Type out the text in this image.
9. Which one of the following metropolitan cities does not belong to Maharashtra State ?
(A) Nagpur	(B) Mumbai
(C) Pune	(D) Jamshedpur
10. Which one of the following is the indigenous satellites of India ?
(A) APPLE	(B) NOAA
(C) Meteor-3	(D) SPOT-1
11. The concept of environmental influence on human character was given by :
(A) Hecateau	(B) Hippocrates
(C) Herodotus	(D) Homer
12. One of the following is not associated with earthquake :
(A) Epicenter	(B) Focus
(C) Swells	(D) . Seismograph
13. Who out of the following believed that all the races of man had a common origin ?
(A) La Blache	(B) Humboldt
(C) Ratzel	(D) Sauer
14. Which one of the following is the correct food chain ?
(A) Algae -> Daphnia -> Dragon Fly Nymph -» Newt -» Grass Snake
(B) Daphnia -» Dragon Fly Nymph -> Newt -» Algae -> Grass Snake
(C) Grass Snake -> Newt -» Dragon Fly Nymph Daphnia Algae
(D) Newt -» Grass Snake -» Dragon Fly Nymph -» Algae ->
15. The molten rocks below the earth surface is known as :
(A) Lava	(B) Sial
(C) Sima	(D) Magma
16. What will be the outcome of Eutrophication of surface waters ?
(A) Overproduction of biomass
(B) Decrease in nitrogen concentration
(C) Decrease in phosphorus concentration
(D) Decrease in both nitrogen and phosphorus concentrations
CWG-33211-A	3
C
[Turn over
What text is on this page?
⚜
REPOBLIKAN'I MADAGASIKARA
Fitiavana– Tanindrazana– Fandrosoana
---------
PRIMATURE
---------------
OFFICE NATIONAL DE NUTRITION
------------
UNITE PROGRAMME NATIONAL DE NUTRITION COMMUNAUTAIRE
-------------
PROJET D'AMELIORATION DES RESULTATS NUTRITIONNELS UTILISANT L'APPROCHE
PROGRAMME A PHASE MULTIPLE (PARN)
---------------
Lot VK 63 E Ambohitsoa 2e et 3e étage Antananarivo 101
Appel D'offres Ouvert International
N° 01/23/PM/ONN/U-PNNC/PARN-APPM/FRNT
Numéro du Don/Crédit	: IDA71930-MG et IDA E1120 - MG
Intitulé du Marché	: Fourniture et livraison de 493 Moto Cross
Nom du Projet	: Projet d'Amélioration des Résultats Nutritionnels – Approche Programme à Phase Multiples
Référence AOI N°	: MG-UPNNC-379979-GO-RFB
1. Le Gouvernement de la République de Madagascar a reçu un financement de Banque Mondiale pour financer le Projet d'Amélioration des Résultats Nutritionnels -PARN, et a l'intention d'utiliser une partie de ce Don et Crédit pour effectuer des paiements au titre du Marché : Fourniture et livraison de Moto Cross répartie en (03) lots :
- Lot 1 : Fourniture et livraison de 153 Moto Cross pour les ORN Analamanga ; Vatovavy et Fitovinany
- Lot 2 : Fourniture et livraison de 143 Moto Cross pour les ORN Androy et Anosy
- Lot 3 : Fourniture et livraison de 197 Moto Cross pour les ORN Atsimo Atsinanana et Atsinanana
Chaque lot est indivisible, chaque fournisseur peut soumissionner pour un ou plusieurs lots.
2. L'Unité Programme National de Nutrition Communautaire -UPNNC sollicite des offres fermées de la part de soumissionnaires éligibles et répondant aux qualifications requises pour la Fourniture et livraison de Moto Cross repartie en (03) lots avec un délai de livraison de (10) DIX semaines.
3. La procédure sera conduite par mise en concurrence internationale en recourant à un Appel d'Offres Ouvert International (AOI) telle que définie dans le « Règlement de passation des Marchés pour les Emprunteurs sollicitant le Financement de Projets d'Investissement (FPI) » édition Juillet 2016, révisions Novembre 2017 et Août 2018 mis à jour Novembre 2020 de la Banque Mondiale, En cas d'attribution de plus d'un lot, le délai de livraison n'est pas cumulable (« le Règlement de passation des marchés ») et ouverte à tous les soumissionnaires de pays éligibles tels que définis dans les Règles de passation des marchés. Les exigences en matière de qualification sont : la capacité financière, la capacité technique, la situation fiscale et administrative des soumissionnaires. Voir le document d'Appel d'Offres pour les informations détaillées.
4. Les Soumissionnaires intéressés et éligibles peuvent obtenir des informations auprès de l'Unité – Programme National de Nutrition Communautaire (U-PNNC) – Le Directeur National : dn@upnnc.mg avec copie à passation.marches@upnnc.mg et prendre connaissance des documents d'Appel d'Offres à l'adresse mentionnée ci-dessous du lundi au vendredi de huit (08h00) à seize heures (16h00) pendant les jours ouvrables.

▶ **To do**:
In the material above, how many lines hold the word "nitrogen"? Say only the number.

▶ **Exercise answer**:
2